> **Exercise task**:
Report the number of lines that hold the string "Select". Leave out any other text.

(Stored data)
#####
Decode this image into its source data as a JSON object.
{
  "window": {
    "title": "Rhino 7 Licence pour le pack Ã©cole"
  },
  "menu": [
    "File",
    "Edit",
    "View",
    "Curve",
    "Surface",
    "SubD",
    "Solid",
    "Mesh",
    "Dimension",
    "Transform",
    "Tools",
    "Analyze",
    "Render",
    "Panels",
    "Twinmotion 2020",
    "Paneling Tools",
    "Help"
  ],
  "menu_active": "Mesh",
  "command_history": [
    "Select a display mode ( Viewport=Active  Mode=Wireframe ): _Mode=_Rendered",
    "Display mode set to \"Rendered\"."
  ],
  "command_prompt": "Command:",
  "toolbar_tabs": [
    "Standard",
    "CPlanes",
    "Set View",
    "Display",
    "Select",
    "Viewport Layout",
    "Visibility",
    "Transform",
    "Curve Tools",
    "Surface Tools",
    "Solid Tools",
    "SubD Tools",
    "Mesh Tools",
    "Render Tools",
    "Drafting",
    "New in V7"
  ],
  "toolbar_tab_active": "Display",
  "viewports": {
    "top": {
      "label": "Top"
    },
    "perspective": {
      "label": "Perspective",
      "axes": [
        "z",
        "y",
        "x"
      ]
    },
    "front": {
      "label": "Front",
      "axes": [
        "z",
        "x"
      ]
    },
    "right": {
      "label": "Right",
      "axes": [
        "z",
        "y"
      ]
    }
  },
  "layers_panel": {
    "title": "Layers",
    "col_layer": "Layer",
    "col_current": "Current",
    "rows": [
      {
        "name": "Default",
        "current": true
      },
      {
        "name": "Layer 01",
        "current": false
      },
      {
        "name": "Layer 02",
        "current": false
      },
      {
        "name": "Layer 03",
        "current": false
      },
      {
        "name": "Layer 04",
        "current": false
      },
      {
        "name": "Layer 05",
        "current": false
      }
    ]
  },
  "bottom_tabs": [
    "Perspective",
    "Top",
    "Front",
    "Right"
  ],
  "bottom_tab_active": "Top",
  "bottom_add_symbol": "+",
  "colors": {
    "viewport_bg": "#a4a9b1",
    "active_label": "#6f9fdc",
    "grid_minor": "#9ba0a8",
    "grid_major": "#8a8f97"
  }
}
#####
> **Completed task**:
2